### YOUR INSTRUCTIONS
Find the word "English" in the records below. List each line containing it.
==== SUPPLIED DATA
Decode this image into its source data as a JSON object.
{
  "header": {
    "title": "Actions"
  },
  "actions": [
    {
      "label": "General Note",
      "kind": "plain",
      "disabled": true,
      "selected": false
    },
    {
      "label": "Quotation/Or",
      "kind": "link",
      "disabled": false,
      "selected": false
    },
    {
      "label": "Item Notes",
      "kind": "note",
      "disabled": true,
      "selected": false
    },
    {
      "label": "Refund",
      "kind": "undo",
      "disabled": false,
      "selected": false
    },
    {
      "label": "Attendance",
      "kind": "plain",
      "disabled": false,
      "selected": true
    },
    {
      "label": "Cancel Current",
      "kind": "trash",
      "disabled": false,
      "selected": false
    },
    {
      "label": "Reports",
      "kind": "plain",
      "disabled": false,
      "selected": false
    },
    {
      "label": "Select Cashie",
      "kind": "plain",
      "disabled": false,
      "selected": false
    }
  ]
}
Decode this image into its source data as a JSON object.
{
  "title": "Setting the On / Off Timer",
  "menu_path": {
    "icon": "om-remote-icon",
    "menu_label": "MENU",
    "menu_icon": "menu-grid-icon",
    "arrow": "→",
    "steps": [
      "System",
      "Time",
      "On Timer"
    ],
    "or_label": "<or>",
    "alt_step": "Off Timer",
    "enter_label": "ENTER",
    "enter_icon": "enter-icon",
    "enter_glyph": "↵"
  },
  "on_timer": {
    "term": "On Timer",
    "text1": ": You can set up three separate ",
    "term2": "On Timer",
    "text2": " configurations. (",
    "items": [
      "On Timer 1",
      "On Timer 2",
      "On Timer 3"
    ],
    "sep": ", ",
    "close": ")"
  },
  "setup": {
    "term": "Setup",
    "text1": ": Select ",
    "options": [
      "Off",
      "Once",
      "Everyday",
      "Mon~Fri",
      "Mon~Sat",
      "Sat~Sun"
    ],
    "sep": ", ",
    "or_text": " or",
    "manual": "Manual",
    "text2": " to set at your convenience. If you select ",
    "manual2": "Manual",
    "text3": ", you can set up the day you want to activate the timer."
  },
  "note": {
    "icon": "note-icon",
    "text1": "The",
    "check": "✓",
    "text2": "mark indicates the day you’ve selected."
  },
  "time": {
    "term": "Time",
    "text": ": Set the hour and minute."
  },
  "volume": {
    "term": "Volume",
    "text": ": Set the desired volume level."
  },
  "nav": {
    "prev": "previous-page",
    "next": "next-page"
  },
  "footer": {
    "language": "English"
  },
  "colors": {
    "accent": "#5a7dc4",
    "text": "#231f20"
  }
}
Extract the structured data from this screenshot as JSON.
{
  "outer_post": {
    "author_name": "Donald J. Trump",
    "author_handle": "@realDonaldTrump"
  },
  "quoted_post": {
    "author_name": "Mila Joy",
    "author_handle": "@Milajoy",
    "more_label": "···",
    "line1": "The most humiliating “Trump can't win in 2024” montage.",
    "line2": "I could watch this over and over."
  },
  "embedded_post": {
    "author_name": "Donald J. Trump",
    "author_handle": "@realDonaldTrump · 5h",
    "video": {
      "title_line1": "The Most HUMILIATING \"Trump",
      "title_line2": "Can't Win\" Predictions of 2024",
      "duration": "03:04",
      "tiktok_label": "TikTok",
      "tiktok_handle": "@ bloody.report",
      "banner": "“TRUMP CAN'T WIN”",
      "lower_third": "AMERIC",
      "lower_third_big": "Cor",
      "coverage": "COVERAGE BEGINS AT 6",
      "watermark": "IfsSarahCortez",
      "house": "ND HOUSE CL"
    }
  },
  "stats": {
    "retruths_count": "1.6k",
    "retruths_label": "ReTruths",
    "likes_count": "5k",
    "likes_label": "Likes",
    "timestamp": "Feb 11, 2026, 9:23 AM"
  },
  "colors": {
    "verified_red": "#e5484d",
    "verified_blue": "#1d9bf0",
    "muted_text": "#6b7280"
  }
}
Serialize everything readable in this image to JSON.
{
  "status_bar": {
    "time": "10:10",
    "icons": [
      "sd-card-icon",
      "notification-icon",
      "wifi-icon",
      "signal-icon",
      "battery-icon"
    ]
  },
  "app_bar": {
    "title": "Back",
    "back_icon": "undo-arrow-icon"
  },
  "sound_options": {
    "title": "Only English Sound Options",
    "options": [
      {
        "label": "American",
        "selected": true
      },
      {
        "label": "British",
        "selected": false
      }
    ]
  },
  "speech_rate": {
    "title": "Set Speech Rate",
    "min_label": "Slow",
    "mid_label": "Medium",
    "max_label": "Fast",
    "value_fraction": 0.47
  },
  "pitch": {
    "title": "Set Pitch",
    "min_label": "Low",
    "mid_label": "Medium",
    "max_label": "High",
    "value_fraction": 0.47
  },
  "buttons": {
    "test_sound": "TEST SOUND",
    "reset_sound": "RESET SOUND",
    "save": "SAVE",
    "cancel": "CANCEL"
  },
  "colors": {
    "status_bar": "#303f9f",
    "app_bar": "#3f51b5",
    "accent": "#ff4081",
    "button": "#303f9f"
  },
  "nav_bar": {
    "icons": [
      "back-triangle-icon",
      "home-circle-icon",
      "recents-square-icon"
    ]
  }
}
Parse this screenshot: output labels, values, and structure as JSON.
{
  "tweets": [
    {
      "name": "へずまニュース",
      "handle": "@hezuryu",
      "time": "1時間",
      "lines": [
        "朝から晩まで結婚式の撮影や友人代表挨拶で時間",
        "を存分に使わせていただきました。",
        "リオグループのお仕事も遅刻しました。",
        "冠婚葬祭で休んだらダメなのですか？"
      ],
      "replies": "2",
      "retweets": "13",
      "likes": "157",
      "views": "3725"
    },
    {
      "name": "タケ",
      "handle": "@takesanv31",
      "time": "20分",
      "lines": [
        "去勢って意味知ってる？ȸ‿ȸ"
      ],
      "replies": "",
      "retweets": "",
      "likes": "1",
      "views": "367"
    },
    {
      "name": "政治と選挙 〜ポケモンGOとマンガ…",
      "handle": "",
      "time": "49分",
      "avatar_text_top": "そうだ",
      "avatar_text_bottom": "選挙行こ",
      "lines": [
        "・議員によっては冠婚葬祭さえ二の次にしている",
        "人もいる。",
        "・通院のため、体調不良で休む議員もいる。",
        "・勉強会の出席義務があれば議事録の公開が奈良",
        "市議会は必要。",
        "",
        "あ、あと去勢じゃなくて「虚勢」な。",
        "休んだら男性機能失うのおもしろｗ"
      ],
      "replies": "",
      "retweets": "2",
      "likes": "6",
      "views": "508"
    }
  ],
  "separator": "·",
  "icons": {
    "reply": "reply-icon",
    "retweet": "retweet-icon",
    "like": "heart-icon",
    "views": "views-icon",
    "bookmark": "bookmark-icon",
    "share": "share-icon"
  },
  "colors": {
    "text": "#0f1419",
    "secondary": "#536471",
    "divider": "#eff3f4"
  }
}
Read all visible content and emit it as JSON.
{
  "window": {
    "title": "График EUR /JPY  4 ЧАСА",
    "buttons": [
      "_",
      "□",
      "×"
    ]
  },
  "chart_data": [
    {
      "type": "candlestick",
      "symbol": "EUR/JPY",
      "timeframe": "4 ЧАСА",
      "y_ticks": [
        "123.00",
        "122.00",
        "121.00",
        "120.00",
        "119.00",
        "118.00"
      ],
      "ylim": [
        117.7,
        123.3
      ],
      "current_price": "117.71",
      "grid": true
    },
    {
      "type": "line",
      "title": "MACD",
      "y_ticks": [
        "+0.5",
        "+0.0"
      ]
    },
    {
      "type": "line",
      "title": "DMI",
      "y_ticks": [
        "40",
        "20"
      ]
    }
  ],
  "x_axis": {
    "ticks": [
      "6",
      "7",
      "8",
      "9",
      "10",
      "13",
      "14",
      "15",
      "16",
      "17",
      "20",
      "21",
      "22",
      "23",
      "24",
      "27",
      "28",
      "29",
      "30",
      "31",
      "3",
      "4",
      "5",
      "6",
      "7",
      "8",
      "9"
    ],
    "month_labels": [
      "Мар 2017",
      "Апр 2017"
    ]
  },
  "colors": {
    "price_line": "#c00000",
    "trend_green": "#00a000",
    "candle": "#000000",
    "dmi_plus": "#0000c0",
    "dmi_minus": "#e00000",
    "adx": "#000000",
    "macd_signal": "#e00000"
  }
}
========
### IN RESPONSE
    "language": "English"
    "title": "Only English Sound Options",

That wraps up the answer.